__WHAT IS BEING ASKED__
Return the material word for word. Do not include pictures.

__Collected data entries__

---------------

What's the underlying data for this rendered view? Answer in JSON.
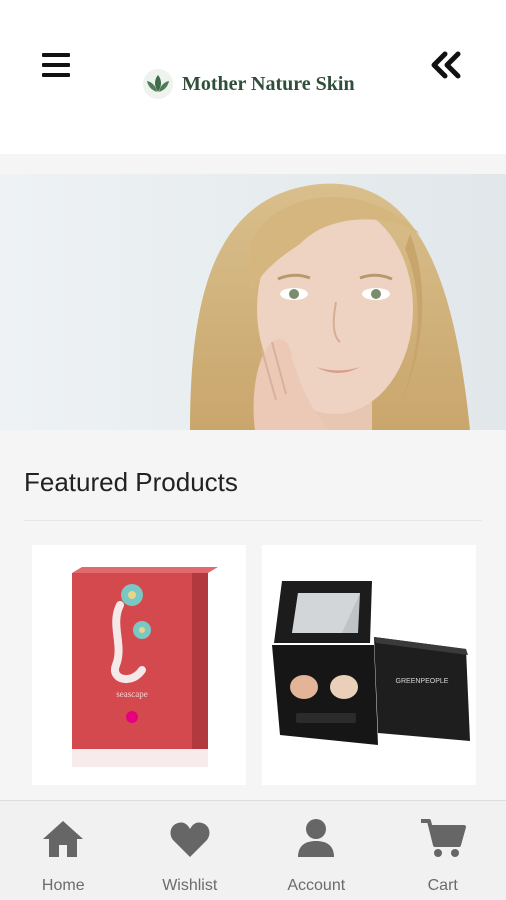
{
  "header": {
    "brand_name": "Mother Nature Skin",
    "icons": {
      "menu": "hamburger-menu-icon",
      "back": "double-chevron-left-icon",
      "logo": "leaf-logo-icon"
    }
  },
  "hero": {
    "image": "woman-portrait-banner"
  },
  "featured": {
    "title": "Featured Products",
    "products": [
      {
        "image": "seascape-perfume-box",
        "box_text": "seascape"
      },
      {
        "image": "greenpeople-eyeshadow-duo",
        "box_text": "GREENPEOPLE"
      }
    ]
  },
  "tabs": [
    {
      "label": "Home",
      "icon": "home-icon"
    },
    {
      "label": "Wishlist",
      "icon": "heart-icon"
    },
    {
      "label": "Account",
      "icon": "user-icon"
    },
    {
      "label": "Cart",
      "icon": "cart-icon"
    }
  ],
  "colors": {
    "brand_green": "#2f4f3a",
    "tab_icon": "#666666",
    "background": "#f5f5f5"
  }
}
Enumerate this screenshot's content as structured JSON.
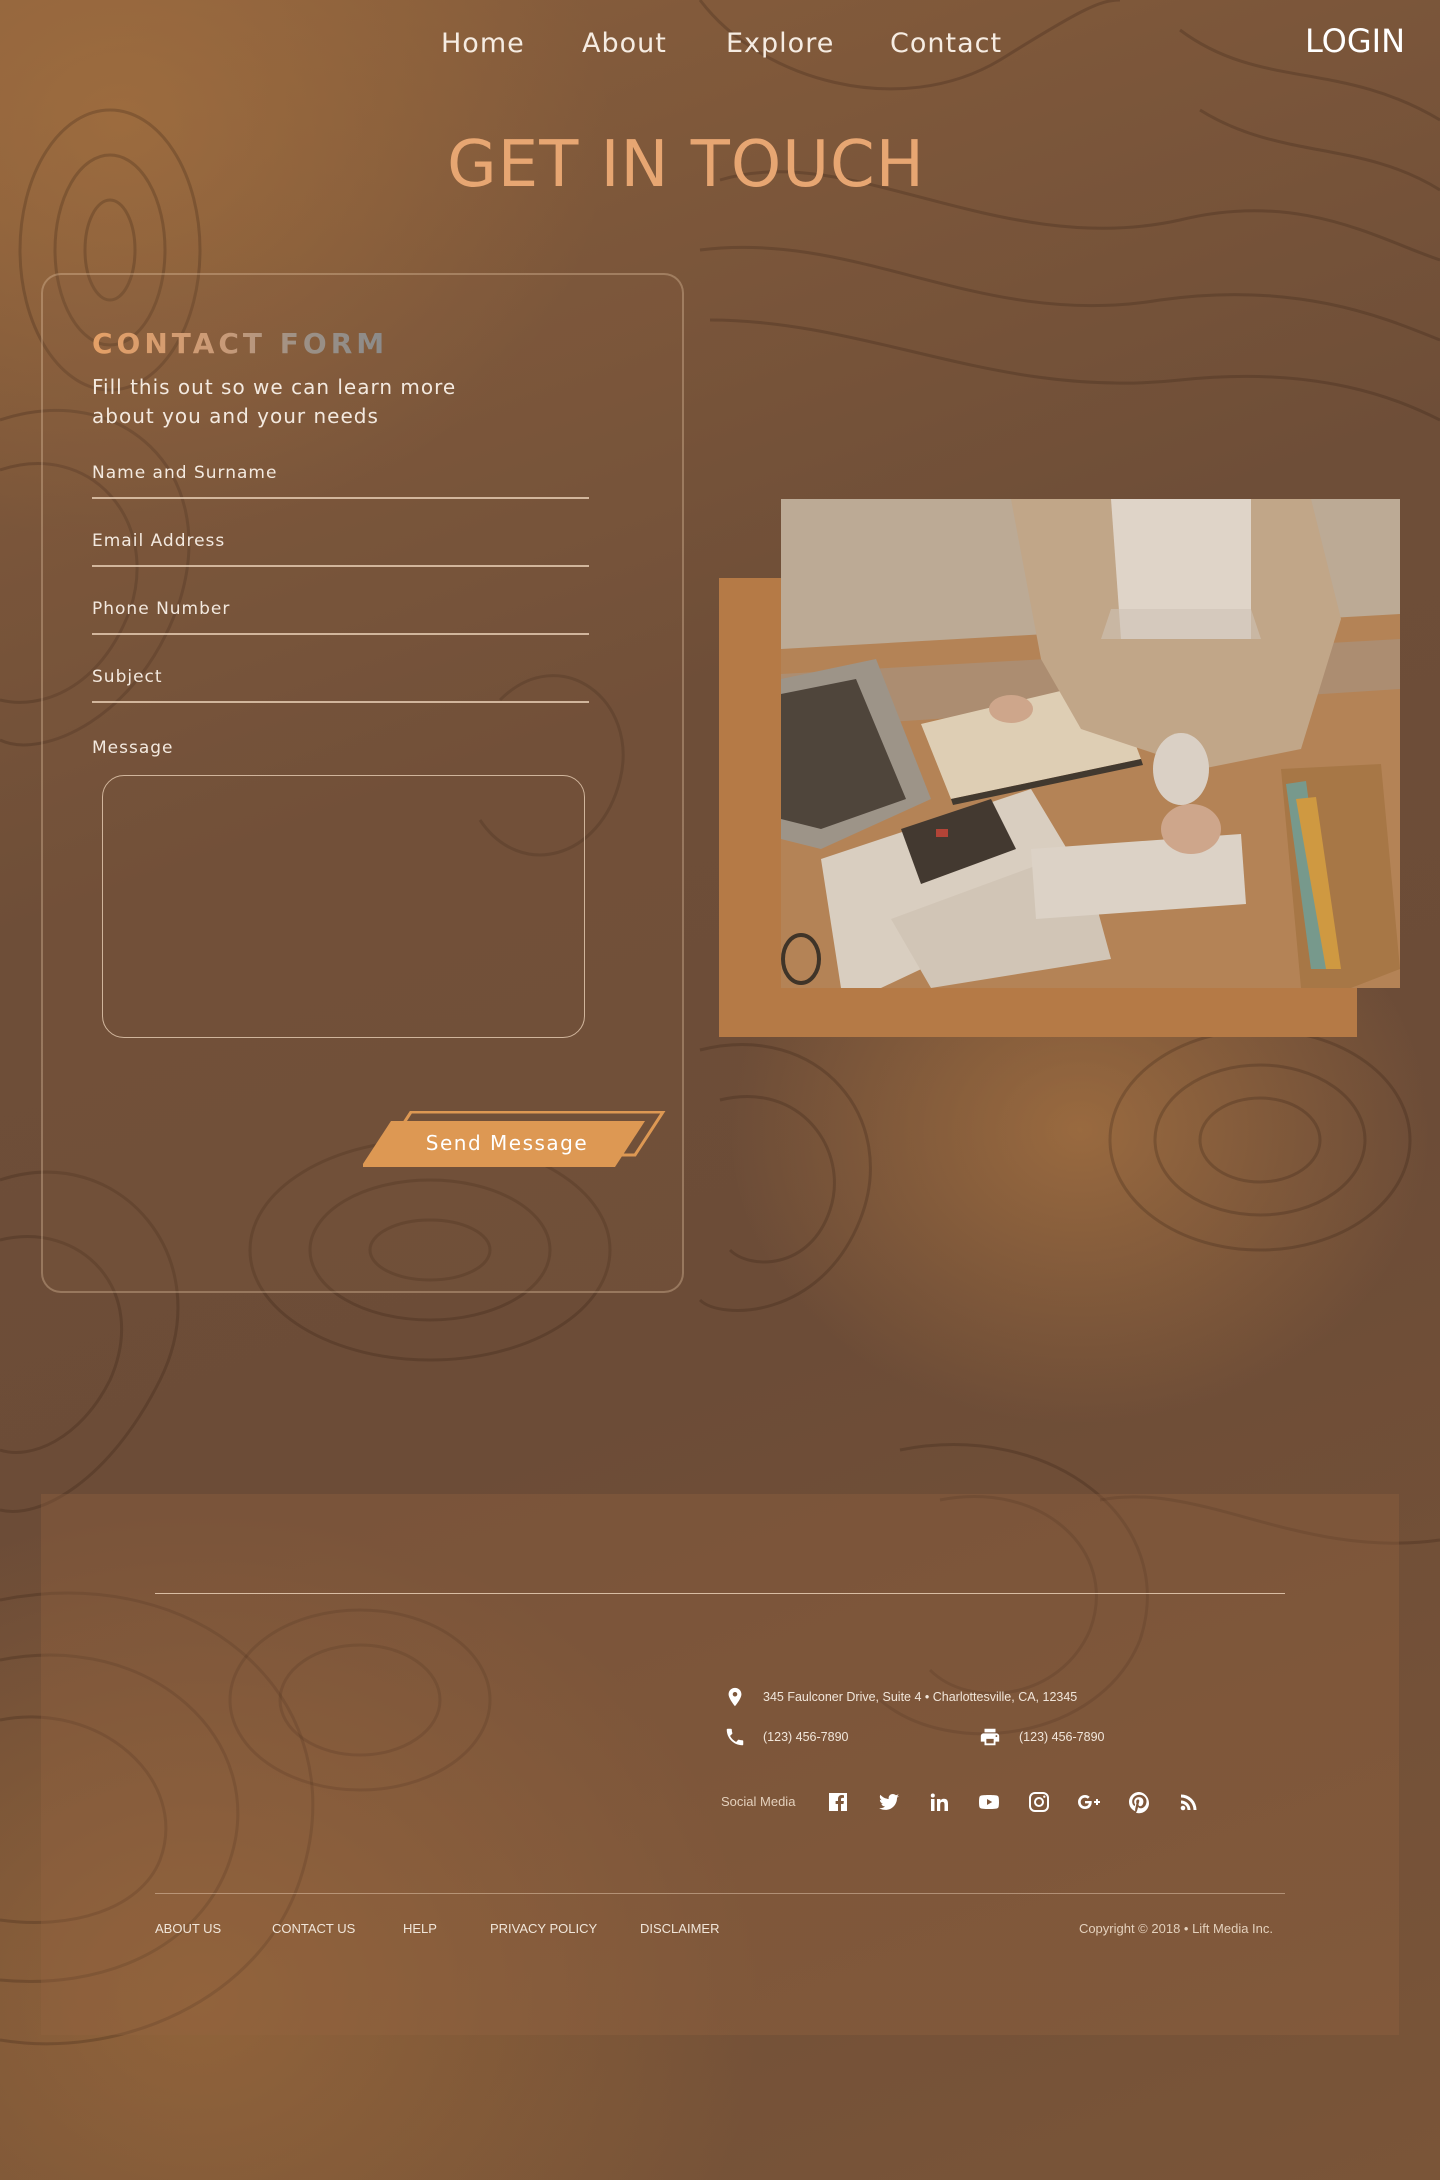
{
  "nav": {
    "items": [
      {
        "label": "Home"
      },
      {
        "label": "About"
      },
      {
        "label": "Explore"
      },
      {
        "label": "Contact"
      }
    ],
    "login_label": "LOGIN"
  },
  "hero": {
    "title": "GET IN TOUCH"
  },
  "contact_form": {
    "title": "CONTACT FORM",
    "subtitle": "Fill this out so we can learn more about you and your needs",
    "fields": [
      {
        "label": "Name and Surname"
      },
      {
        "label": "Email Address"
      },
      {
        "label": "Phone Number"
      },
      {
        "label": "Subject"
      }
    ],
    "message_label": "Message",
    "submit_label": "Send Message"
  },
  "photo": {
    "subject": "person writing in notebook at desk with laptop, calculator and keyboard"
  },
  "footer": {
    "address": "345 Faulconer Drive, Suite 4 • Charlottesville, CA, 12345",
    "phone": "(123) 456-7890",
    "fax": "(123) 456-7890",
    "social_label": "Social Media",
    "social_icons": [
      "facebook-icon",
      "twitter-icon",
      "linkedin-icon",
      "youtube-icon",
      "instagram-icon",
      "google-plus-icon",
      "pinterest-icon",
      "rss-icon"
    ],
    "links": [
      "ABOUT US",
      "CONTACT US",
      "HELP",
      "PRIVACY POLICY",
      "DISCLAIMER"
    ],
    "copyright": "Copyright © 2018 • Lift Media Inc."
  },
  "colors": {
    "accent": "#e7a672",
    "button": "#dd9853",
    "photo_backdrop": "#b57a46",
    "text": "#f3e9df"
  }
}
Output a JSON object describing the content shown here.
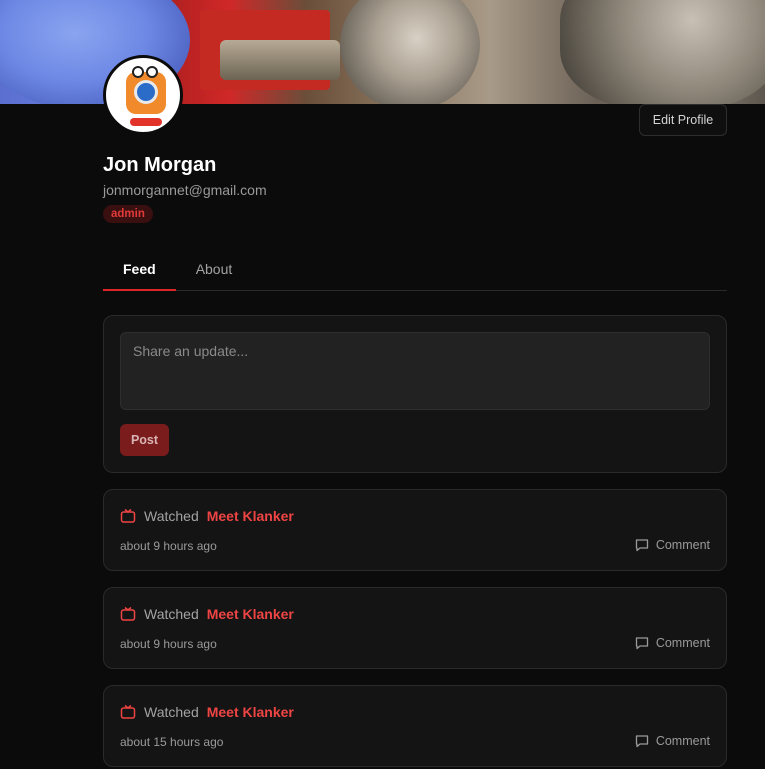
{
  "profile": {
    "name": "Jon Morgan",
    "email": "jonmorgannet@gmail.com",
    "role_badge": "admin",
    "edit_label": "Edit Profile"
  },
  "tabs": [
    {
      "label": "Feed",
      "active": true
    },
    {
      "label": "About",
      "active": false
    }
  ],
  "composer": {
    "placeholder": "Share an update...",
    "post_label": "Post"
  },
  "feed": [
    {
      "icon": "tv-icon",
      "verb": "Watched",
      "title": "Meet Klanker",
      "time": "about 9 hours ago",
      "comment_label": "Comment"
    },
    {
      "icon": "tv-icon",
      "verb": "Watched",
      "title": "Meet Klanker",
      "time": "about 9 hours ago",
      "comment_label": "Comment"
    },
    {
      "icon": "tv-icon",
      "verb": "Watched",
      "title": "Meet Klanker",
      "time": "about 15 hours ago",
      "comment_label": "Comment"
    }
  ],
  "colors": {
    "accent": "#dc2626",
    "background": "#0b0b0b",
    "card": "#141414"
  }
}
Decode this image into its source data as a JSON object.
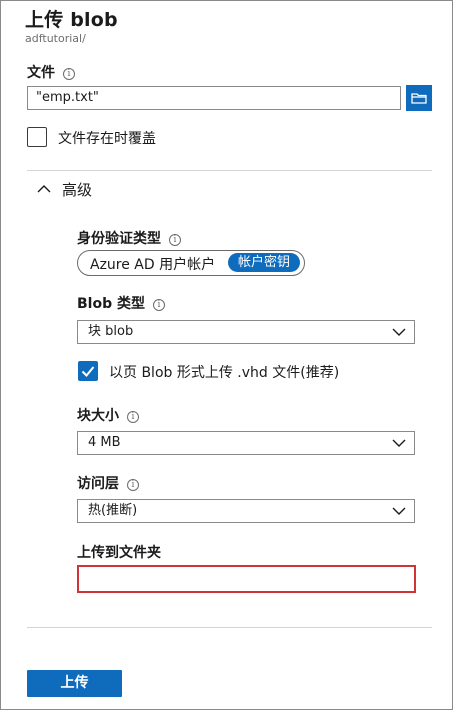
{
  "header": {
    "title": "上传 blob",
    "subtitle": "adftutorial/"
  },
  "file": {
    "label": "文件",
    "value": "\"emp.txt\""
  },
  "overwrite": {
    "label": "文件存在时覆盖",
    "checked": false
  },
  "advanced": {
    "label": "高级",
    "expanded": true,
    "auth_type": {
      "label": "身份验证类型",
      "options": [
        "Azure AD 用户帐户",
        "帐户密钥"
      ],
      "selected": "帐户密钥"
    },
    "blob_type": {
      "label": "Blob 类型",
      "value": "块 blob"
    },
    "vhd_page_blob": {
      "label": "以页 Blob 形式上传 .vhd 文件(推荐)",
      "checked": true
    },
    "block_size": {
      "label": "块大小",
      "value": "4 MB"
    },
    "access_tier": {
      "label": "访问层",
      "value": "热(推断)"
    },
    "upload_folder": {
      "label": "上传到文件夹",
      "value": ""
    }
  },
  "actions": {
    "upload_label": "上传"
  },
  "colors": {
    "accent": "#0f6cbd",
    "error_border": "#d13438"
  }
}
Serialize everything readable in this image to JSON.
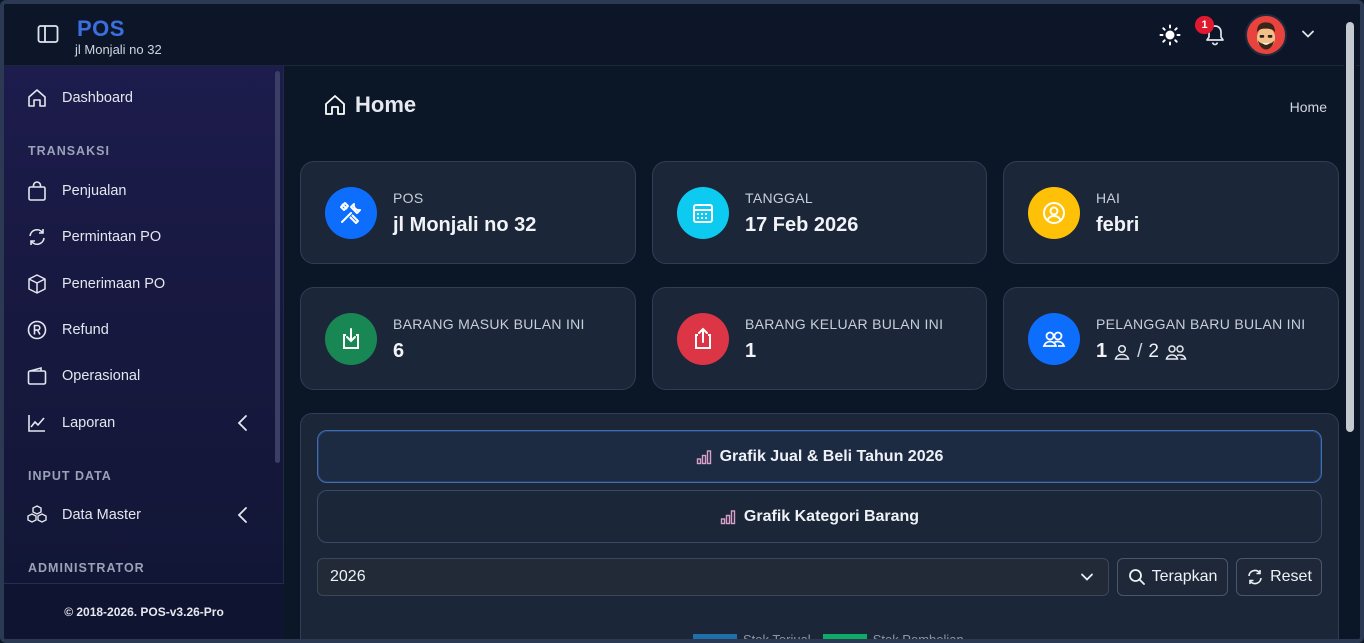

---------------

__FINISHED ANSWER__
What's the underlying data for this rendered view? Answer in JSON.
{
  "header": {
    "brand_name": "Mother Nature Skin",
    "icons": {
      "menu": "hamburger-menu-icon",
      "back": "double-chevron-left-icon",
      "logo": "leaf-logo-icon"
    }
  },
  "hero": {
    "image": "woman-portrait-banner"
  },
  "featured": {
    "title": "Featured Products",
    "products": [
      {
        "image": "seascape-perfume-box",
        "box_text": "seascape"
      },
      {
        "image": "greenpeople-eyeshadow-duo",
        "box_text": "GREENPEOPLE"
      }
    ]
  },
  "tabs": [
    {
      "label": "Home",
      "icon": "home-icon"
    },
    {
      "label": "Wishlist",
      "icon": "heart-icon"
    },
    {
      "label": "Account",
      "icon": "user-icon"
    },
    {
      "label": "Cart",
      "icon": "cart-icon"
    }
  ],
  "colors": {
    "brand_green": "#2f4f3a",
    "tab_icon": "#666666",
    "background": "#f5f5f5"
  }
}
Enumerate this screenshot's content as structured JSON.
{
  "nav": {
    "items": [
      {
        "label": "Home"
      },
      {
        "label": "About"
      },
      {
        "label": "Explore"
      },
      {
        "label": "Contact"
      }
    ],
    "login_label": "LOGIN"
  },
  "hero": {
    "title": "GET IN TOUCH"
  },
  "contact_form": {
    "title": "CONTACT FORM",
    "subtitle": "Fill this out so we can learn more about you and your needs",
    "fields": [
      {
        "label": "Name and Surname"
      },
      {
        "label": "Email Address"
      },
      {
        "label": "Phone Number"
      },
      {
        "label": "Subject"
      }
    ],
    "message_label": "Message",
    "submit_label": "Send Message"
  },
  "photo": {
    "subject": "person writing in notebook at desk with laptop, calculator and keyboard"
  },
  "footer": {
    "address": "345 Faulconer Drive, Suite 4 • Charlottesville, CA, 12345",
    "phone": "(123) 456-7890",
    "fax": "(123) 456-7890",
    "social_label": "Social Media",
    "social_icons": [
      "facebook-icon",
      "twitter-icon",
      "linkedin-icon",
      "youtube-icon",
      "instagram-icon",
      "google-plus-icon",
      "pinterest-icon",
      "rss-icon"
    ],
    "links": [
      "ABOUT US",
      "CONTACT US",
      "HELP",
      "PRIVACY POLICY",
      "DISCLAIMER"
    ],
    "copyright": "Copyright © 2018 • Lift Media Inc."
  },
  "colors": {
    "accent": "#e7a672",
    "button": "#dd9853",
    "photo_backdrop": "#b57a46",
    "text": "#f3e9df"
  }
}
Output a JSON object describing the content shown here.
{
  "profile": {
    "name": "Jon Morgan",
    "email": "jonmorgannet@gmail.com",
    "role_badge": "admin",
    "edit_label": "Edit Profile"
  },
  "tabs": [
    {
      "label": "Feed",
      "active": true
    },
    {
      "label": "About",
      "active": false
    }
  ],
  "composer": {
    "placeholder": "Share an update...",
    "post_label": "Post"
  },
  "feed": [
    {
      "icon": "tv-icon",
      "verb": "Watched",
      "title": "Meet Klanker",
      "time": "about 9 hours ago",
      "comment_label": "Comment"
    },
    {
      "icon": "tv-icon",
      "verb": "Watched",
      "title": "Meet Klanker",
      "time": "about 9 hours ago",
      "comment_label": "Comment"
    },
    {
      "icon": "tv-icon",
      "verb": "Watched",
      "title": "Meet Klanker",
      "time": "about 15 hours ago",
      "comment_label": "Comment"
    }
  ],
  "colors": {
    "accent": "#dc2626",
    "background": "#0b0b0b",
    "card": "#141414"
  }
}
Decode this image into its source data as a JSON object.
{
  "header": {
    "title": "上传 blob",
    "subtitle": "adftutorial/"
  },
  "file": {
    "label": "文件",
    "value": "\"emp.txt\""
  },
  "overwrite": {
    "label": "文件存在时覆盖",
    "checked": false
  },
  "advanced": {
    "label": "高级",
    "expanded": true,
    "auth_type": {
      "label": "身份验证类型",
      "options": [
        "Azure AD 用户帐户",
        "帐户密钥"
      ],
      "selected": "帐户密钥"
    },
    "blob_type": {
      "label": "Blob 类型",
      "value": "块 blob"
    },
    "vhd_page_blob": {
      "label": "以页 Blob 形式上传 .vhd 文件(推荐)",
      "checked": true
    },
    "block_size": {
      "label": "块大小",
      "value": "4 MB"
    },
    "access_tier": {
      "label": "访问层",
      "value": "热(推断)"
    },
    "upload_folder": {
      "label": "上传到文件夹",
      "value": ""
    }
  },
  "actions": {
    "upload_label": "上传"
  },
  "colors": {
    "accent": "#0f6cbd",
    "error_border": "#d13438"
  }
}
Serialize everything readable in this image to JSON.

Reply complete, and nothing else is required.